• _Direction_:
Identify the lines holding "What" and copy them.

• _Recorded information_:
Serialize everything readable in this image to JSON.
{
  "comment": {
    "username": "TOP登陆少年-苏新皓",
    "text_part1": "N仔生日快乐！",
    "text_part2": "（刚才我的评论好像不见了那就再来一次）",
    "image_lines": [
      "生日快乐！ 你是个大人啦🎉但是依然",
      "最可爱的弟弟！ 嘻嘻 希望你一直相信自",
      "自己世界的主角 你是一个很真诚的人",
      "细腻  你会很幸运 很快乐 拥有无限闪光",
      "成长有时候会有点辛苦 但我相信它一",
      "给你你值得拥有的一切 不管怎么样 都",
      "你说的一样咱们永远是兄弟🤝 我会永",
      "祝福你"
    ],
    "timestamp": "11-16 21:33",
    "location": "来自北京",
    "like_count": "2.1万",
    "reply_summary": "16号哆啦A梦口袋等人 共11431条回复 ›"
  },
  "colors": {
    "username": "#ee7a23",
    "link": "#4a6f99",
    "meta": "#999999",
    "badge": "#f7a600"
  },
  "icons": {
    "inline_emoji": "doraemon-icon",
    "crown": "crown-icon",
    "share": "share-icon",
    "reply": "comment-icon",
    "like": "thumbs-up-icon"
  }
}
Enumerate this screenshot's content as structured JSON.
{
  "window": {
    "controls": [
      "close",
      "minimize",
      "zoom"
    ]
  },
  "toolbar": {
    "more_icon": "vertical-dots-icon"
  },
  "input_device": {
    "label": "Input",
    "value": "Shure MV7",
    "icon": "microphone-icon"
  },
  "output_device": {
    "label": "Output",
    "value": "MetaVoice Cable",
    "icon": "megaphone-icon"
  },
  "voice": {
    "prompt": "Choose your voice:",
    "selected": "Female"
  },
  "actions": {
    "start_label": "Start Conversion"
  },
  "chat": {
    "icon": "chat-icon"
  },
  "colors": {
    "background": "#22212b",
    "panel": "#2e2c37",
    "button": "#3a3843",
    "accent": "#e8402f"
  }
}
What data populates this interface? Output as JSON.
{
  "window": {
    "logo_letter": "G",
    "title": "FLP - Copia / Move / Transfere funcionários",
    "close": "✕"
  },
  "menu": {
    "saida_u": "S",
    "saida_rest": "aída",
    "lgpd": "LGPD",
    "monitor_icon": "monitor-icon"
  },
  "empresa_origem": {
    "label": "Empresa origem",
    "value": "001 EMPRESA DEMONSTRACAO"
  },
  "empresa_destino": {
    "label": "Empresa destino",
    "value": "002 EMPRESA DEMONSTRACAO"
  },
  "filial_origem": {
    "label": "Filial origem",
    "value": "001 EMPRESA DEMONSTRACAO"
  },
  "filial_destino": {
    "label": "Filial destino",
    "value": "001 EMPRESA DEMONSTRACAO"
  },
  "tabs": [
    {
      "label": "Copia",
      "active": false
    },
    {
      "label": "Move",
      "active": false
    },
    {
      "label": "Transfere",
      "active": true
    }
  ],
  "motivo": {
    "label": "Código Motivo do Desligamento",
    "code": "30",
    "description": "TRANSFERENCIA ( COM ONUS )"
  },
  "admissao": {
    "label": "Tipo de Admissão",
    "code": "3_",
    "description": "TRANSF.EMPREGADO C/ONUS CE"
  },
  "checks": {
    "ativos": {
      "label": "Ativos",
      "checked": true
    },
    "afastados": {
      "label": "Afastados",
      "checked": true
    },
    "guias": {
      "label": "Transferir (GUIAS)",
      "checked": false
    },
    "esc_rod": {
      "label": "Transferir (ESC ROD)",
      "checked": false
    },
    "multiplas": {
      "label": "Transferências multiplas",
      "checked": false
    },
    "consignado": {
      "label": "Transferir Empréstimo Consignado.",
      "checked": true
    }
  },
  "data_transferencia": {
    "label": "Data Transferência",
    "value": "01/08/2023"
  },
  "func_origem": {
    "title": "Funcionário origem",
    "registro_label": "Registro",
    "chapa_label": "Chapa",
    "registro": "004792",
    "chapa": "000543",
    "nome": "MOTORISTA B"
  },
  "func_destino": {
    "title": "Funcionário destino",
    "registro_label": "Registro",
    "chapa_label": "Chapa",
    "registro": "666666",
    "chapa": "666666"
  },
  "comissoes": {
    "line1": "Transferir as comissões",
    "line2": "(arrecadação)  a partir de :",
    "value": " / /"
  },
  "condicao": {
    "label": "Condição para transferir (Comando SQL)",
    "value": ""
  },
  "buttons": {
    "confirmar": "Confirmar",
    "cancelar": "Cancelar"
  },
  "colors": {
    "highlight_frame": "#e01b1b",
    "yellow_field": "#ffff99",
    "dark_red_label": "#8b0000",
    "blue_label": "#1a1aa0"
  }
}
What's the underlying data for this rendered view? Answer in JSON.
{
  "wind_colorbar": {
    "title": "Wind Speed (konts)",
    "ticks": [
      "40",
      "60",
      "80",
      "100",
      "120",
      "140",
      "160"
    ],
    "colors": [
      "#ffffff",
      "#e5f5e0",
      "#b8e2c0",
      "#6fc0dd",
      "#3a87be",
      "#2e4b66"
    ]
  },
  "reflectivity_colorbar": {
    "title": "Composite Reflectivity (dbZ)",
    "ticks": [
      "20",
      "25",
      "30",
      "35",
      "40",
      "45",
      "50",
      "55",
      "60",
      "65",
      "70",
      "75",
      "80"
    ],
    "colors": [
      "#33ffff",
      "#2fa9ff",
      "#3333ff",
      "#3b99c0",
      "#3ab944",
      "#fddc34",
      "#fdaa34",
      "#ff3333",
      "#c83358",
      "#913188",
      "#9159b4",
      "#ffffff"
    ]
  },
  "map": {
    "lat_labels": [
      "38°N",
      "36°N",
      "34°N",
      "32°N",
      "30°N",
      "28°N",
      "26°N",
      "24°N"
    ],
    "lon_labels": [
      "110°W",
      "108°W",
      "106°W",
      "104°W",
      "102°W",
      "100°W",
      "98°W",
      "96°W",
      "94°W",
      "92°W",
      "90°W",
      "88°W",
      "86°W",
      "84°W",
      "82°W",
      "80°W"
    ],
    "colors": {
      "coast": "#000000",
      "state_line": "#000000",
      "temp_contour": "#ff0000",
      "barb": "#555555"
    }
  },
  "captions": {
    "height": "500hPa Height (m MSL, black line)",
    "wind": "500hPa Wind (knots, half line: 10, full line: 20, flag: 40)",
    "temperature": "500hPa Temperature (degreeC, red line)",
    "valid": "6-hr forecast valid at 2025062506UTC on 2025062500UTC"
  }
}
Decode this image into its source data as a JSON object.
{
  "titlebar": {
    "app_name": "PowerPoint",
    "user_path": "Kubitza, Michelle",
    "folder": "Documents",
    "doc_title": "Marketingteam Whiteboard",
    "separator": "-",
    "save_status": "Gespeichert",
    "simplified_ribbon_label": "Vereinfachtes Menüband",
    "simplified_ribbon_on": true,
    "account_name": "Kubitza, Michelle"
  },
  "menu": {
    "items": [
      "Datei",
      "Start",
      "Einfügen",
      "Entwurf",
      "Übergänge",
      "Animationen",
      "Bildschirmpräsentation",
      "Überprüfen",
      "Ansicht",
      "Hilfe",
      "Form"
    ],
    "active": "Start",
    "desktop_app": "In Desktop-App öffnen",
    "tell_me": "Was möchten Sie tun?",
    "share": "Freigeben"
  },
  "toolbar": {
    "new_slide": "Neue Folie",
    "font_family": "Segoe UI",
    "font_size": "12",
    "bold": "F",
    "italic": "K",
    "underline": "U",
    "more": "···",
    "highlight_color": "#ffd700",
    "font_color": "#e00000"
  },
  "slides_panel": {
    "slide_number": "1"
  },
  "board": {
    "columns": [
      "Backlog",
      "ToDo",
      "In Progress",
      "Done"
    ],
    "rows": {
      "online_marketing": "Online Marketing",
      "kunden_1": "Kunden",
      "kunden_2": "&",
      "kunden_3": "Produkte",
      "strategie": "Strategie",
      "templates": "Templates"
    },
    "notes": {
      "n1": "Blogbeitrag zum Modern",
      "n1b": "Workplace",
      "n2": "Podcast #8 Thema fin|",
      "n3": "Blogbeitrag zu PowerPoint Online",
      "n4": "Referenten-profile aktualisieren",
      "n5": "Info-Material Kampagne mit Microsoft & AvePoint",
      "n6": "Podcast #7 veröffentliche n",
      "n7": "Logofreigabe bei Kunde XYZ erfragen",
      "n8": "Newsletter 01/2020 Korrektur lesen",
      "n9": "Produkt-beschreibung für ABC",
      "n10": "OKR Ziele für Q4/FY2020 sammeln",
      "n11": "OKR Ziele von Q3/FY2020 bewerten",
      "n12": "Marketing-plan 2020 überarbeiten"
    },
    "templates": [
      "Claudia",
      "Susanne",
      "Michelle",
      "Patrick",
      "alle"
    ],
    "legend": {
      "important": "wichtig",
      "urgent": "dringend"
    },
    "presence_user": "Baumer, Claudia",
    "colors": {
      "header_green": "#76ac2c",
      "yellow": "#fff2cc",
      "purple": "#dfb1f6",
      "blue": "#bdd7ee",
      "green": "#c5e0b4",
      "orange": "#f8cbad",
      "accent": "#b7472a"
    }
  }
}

• _Correct answer_:
What data populates this interface? Output as JSON.
What's the underlying data for this rendered view? Answer in JSON.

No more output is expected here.